What needs to be done: Copy each of the entries below faithfully, setting aside any pictures.

Input records:
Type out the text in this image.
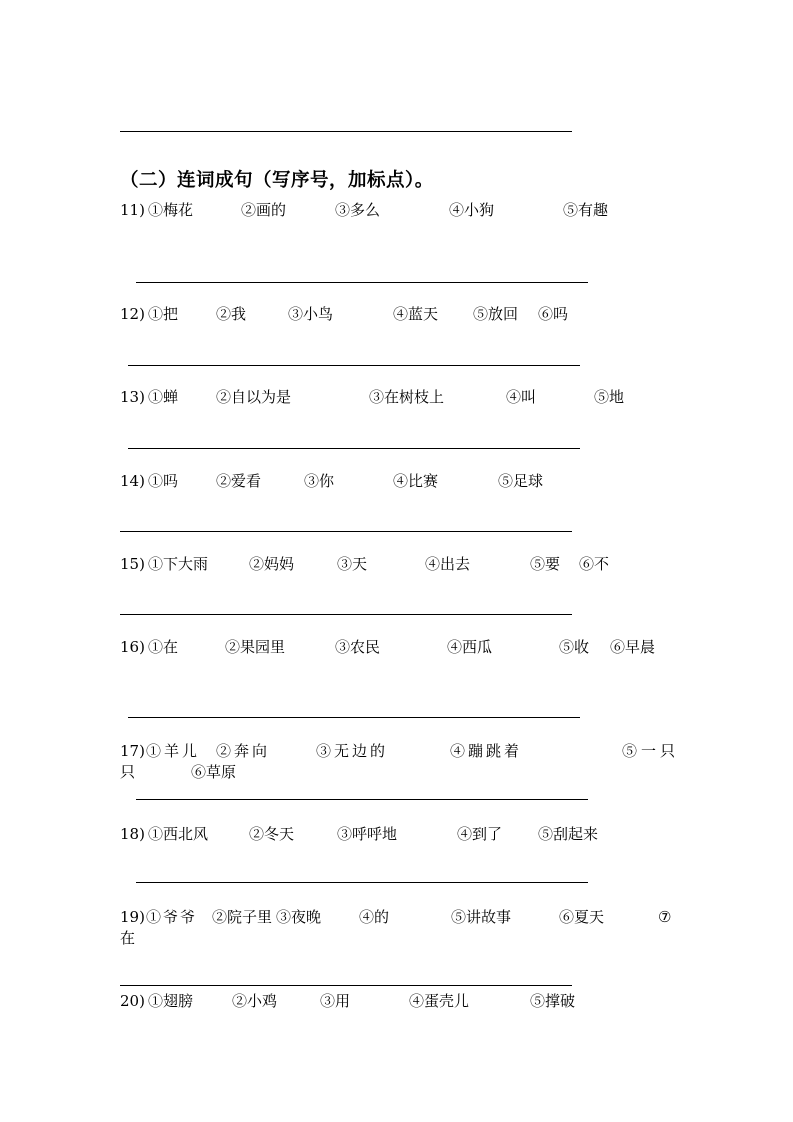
（二）连词成句（写序号，加标点）。
11) ①梅花	②画的	③多么	④小狗	⑤有趣
12) ①把	②我	③小鸟	④蓝天 ⑤放回 ⑥吗
13) ①蝉	②自以为是	③在树枝上	④叫	⑤地
14) ①吗	②爱看	③你	④比赛	⑤足球
15) ①下大雨	②妈妈	③天	④出去	⑤要 ⑥不
16) ①在	②果园里	③农民	④西瓜	⑤收 ⑥早晨
17) ①羊儿 ②奔向	③无边的	④蹦跳着	⑤一只
只	⑥草原
18) ①西北风	②冬天	③呼呼地	④到了 ⑤刮起来
19) ①爷爷 ②院子里 ③夜晚	④的	⑤讲故事	⑥夏天	⑦
在
20) ①翅膀	②小鸡	③用	④蛋壳儿	⑤撑破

Task response:
Type out the text in this image.
（二）连词成句（写序号，加标点）。
11) ①梅花	②画的	③多么	④小狗	⑤有趣
12) ①把	②我	③小鸟	④蓝天 ⑤放回 ⑥吗
13) ①蝉	②自以为是	③在树枝上	④叫	⑤地
14) ①吗	②爱看	③你	④比赛	⑤足球
15) ①下大雨	②妈妈	③天	④出去	⑤要 ⑥不
16) ①在	②果园里	③农民	④西瓜	⑤收 ⑥早晨
17) ①羊儿 ②奔向	③无边的	④蹦跳着	⑤一只
只	⑥草原
18) ①西北风	②冬天	③呼呼地	④到了 ⑤刮起来
19) ①爷爷 ②院子里 ③夜晚	④的	⑤讲故事	⑥夏天	⑦
在
20) ①翅膀	②小鸡	③用	④蛋壳儿	⑤撑破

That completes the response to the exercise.